Using the data below, copy each line that includes the word "JSON".

++++ RECORD EXCERPTS ++++

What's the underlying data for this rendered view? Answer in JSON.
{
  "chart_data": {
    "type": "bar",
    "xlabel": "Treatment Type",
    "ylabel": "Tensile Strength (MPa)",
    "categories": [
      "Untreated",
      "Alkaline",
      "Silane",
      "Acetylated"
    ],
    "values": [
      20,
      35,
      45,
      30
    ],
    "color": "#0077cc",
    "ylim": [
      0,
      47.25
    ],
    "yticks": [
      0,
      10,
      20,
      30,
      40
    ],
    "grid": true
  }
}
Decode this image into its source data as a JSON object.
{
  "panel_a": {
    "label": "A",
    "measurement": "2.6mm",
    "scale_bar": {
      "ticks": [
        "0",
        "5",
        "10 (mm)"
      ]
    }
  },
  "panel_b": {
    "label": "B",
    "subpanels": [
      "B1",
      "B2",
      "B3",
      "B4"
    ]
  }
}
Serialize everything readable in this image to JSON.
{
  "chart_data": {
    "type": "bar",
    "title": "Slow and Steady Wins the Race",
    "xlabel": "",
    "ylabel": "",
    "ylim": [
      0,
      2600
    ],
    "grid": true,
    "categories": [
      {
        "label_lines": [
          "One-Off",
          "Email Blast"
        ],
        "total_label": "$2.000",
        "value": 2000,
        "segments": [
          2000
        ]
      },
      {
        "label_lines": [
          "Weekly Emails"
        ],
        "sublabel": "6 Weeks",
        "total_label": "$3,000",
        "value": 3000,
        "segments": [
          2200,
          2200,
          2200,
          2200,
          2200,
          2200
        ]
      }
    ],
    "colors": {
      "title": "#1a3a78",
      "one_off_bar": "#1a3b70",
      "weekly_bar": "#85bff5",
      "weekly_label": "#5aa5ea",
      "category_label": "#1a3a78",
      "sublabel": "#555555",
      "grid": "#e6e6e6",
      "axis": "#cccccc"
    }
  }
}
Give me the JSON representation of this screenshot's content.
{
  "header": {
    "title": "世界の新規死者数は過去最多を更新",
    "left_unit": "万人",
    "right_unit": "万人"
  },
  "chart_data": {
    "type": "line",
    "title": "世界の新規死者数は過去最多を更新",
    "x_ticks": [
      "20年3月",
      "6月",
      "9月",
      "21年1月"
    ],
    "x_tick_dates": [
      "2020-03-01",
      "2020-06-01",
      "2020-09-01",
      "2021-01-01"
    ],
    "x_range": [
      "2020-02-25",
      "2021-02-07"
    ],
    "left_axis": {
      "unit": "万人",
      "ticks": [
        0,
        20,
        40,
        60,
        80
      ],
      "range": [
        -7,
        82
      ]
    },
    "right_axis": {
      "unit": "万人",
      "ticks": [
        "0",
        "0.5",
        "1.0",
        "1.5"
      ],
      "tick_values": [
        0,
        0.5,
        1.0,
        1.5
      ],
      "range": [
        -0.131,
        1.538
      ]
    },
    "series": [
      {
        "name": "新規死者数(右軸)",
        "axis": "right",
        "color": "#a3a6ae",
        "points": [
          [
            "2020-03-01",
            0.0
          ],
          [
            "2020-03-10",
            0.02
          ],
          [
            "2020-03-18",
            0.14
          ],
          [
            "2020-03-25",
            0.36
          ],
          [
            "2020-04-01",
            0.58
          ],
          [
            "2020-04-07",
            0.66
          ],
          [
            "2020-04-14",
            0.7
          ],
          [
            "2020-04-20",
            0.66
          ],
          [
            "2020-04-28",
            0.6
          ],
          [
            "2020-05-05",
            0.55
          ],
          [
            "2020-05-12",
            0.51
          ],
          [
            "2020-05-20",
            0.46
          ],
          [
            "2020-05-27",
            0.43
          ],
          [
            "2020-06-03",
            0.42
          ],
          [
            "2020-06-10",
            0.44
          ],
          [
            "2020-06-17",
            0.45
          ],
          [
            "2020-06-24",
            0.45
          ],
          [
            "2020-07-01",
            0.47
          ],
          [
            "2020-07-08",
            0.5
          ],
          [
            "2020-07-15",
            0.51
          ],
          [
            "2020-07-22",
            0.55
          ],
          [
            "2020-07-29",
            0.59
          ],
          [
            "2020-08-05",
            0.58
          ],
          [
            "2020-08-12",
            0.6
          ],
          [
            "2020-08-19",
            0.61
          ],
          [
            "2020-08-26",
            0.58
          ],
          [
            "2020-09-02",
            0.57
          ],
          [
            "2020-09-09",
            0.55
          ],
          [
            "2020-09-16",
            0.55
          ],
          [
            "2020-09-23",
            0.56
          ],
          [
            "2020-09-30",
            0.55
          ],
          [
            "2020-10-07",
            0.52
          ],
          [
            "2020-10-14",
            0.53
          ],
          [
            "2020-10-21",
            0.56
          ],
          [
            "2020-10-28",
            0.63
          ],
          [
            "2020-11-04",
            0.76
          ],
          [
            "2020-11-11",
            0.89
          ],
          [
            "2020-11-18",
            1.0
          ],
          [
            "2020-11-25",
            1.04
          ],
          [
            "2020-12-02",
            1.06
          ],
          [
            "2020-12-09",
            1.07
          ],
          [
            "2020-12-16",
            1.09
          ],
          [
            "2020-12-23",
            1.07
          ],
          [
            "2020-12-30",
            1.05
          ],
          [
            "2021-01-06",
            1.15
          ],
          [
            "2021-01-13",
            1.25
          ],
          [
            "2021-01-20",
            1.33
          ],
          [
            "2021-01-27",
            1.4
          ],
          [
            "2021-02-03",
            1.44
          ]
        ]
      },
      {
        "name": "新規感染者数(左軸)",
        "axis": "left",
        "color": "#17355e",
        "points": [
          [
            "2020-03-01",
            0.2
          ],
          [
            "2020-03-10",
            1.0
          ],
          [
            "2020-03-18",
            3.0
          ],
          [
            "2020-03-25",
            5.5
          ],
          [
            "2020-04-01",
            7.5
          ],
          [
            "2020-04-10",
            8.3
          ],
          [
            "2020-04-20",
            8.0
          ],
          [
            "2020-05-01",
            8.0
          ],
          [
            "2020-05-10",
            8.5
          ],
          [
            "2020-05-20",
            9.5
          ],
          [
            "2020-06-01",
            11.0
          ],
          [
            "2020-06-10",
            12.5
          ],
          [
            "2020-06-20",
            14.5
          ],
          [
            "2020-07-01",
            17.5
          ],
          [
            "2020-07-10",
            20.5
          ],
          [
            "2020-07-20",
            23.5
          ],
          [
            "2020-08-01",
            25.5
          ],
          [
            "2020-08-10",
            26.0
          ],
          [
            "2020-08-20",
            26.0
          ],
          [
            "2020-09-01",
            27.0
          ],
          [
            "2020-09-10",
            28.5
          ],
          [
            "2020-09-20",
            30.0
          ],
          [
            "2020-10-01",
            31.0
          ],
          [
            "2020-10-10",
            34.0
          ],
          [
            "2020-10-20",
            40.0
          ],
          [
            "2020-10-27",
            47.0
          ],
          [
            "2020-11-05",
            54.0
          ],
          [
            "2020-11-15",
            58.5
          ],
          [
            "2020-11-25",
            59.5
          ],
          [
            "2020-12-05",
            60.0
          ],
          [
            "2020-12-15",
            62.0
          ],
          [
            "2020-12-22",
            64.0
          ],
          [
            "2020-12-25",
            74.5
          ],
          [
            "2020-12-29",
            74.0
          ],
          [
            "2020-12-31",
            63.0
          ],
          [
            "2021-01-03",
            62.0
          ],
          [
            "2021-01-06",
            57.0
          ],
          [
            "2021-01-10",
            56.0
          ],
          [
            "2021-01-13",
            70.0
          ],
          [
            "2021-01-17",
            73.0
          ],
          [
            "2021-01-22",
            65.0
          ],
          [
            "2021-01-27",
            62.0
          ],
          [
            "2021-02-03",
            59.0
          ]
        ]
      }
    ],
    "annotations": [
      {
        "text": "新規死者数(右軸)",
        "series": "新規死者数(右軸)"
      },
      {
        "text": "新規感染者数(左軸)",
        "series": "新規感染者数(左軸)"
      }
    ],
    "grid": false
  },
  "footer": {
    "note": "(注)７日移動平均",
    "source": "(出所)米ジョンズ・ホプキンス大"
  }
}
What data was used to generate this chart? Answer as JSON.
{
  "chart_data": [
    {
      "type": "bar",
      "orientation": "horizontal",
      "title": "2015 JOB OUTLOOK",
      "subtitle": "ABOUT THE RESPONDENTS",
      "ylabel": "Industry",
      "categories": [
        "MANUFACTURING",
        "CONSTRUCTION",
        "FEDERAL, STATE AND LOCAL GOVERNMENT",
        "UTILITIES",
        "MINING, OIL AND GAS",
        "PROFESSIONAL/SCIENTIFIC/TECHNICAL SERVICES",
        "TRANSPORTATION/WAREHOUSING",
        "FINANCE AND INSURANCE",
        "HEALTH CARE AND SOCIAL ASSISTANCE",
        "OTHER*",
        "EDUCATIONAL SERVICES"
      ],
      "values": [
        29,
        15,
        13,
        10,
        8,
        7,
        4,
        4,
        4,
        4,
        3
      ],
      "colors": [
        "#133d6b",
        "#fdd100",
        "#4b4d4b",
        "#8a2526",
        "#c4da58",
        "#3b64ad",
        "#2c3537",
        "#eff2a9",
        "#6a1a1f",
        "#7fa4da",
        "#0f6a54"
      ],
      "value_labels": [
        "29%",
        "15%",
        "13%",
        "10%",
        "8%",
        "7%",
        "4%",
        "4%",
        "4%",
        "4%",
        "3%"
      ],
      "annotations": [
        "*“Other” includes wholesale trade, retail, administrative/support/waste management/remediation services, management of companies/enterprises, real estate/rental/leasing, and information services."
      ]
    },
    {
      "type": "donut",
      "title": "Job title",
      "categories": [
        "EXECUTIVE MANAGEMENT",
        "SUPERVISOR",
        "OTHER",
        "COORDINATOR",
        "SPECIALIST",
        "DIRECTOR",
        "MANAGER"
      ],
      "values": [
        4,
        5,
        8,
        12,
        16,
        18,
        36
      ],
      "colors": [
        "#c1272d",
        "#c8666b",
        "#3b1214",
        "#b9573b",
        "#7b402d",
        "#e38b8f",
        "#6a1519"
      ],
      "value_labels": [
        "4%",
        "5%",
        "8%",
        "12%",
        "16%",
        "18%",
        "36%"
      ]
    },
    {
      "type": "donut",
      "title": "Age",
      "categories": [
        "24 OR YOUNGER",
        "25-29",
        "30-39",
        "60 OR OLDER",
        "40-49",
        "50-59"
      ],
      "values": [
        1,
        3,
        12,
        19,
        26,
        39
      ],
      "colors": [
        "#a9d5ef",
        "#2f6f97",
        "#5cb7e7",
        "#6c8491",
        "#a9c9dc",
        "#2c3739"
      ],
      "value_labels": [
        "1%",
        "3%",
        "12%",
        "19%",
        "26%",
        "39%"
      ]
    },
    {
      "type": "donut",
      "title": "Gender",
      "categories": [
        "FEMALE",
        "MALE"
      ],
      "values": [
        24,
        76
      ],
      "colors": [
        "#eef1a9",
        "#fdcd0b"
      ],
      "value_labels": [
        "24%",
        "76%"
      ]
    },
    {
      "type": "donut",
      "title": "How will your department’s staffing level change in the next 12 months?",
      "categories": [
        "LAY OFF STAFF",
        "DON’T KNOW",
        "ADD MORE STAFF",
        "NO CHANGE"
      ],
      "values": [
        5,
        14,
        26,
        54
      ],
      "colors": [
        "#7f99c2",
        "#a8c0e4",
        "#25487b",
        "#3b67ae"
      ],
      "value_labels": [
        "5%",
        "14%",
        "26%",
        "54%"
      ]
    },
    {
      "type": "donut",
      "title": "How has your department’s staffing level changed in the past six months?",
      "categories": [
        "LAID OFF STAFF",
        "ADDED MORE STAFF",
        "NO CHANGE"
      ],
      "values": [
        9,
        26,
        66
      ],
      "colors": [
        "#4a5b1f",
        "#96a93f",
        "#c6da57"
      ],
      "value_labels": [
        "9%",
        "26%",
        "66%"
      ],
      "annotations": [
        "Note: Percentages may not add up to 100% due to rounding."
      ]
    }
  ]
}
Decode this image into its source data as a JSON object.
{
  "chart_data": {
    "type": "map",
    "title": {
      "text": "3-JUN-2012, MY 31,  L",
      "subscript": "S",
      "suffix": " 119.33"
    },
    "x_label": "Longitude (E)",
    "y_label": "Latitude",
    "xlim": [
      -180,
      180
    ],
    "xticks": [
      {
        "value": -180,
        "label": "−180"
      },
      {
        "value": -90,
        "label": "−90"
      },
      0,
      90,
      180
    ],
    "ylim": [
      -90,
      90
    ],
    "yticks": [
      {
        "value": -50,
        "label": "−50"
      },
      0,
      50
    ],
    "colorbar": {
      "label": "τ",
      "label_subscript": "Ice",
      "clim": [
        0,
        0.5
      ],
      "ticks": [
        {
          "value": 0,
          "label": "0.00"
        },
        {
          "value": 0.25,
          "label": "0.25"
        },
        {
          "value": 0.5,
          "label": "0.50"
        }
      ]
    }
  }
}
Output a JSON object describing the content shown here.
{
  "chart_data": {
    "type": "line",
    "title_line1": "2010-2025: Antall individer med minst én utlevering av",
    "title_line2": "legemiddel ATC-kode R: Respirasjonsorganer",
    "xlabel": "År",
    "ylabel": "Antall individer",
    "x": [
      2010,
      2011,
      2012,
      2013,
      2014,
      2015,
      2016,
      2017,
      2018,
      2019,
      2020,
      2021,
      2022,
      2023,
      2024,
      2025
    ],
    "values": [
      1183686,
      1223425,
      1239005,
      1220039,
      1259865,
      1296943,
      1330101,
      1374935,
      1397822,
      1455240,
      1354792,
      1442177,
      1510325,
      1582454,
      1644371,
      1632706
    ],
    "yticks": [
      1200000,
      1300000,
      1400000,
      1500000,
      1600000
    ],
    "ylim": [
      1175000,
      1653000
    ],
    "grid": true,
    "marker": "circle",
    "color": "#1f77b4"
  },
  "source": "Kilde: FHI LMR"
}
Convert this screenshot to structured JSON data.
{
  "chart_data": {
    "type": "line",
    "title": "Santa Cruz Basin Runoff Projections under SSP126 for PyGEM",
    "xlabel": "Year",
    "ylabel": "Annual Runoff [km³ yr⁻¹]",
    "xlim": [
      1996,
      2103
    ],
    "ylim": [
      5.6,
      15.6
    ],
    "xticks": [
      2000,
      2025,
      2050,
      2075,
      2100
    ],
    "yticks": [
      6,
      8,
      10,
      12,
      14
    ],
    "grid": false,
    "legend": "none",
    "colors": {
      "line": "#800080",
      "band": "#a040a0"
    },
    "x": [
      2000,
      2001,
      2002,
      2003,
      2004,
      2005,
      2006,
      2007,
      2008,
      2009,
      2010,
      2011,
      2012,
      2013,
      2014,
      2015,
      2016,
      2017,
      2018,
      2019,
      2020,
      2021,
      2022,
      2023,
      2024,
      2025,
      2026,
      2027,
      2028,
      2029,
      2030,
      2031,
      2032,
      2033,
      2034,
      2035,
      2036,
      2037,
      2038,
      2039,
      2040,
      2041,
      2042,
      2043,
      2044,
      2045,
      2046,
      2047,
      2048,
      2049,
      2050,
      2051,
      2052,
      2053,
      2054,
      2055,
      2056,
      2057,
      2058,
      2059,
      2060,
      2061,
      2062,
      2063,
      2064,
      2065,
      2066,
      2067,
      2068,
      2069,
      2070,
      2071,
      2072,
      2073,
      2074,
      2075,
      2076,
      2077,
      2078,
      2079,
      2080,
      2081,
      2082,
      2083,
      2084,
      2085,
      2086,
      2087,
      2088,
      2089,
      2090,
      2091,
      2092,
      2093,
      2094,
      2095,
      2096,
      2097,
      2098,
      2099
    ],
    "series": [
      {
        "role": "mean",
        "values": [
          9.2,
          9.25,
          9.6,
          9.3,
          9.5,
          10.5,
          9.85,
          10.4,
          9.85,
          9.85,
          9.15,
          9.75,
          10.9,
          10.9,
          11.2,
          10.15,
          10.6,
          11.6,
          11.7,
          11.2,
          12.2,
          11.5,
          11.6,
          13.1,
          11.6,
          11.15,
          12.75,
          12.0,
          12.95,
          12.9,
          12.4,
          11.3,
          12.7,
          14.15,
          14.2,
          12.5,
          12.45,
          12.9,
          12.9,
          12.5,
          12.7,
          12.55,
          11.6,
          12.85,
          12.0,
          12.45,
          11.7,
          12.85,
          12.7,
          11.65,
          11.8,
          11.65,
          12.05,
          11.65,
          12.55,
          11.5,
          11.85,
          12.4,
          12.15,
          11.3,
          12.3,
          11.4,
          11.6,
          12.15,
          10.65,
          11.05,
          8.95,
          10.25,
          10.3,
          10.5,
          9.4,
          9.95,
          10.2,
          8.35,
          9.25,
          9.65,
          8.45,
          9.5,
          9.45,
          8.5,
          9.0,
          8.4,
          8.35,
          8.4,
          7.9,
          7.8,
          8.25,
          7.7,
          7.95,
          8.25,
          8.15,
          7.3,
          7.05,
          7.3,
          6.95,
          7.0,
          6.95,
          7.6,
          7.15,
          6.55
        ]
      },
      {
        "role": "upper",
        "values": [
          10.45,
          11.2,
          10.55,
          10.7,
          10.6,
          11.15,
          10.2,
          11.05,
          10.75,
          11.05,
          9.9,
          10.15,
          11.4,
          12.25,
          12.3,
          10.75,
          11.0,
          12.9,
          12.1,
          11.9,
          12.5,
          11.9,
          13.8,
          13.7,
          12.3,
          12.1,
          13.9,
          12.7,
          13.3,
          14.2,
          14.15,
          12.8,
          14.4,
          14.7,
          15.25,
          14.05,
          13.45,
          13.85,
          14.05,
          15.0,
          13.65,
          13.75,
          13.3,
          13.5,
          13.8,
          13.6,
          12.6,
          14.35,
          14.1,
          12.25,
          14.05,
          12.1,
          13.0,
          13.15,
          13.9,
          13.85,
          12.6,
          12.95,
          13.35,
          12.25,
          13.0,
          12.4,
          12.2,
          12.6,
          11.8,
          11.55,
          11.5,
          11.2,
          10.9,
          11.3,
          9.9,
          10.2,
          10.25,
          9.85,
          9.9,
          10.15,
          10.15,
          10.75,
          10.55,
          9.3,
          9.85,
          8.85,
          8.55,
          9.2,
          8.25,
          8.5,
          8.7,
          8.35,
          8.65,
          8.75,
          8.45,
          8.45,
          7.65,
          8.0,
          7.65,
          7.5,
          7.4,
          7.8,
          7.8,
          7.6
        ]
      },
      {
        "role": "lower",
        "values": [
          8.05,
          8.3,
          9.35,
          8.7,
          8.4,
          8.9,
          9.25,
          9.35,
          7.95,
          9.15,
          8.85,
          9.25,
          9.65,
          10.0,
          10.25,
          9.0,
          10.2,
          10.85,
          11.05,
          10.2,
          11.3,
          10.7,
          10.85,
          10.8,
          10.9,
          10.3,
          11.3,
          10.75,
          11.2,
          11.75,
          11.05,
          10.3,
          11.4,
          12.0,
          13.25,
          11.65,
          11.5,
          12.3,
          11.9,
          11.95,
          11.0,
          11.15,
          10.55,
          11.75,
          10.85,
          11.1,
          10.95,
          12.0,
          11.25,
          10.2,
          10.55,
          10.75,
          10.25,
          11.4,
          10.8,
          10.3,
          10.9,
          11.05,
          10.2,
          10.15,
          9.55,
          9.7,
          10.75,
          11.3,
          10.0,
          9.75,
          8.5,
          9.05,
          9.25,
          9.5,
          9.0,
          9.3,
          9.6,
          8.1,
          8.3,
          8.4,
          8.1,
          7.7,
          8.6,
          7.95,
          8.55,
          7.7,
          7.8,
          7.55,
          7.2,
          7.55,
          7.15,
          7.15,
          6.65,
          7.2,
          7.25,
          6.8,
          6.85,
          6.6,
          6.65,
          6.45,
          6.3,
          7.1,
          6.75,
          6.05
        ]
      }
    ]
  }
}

++++

» **TASK SOLUTION**
What's the underlying data for this rendered view? Answer in JSON.
Decode this image into its source data as a JSON object.
Serialize everything readable in this image to JSON.
Give me the JSON representation of this screenshot's content.
What data was used to generate this chart? Answer as JSON.
Decode this image into its source data as a JSON object.
Output a JSON object describing the content shown here.
Convert this screenshot to structured JSON data.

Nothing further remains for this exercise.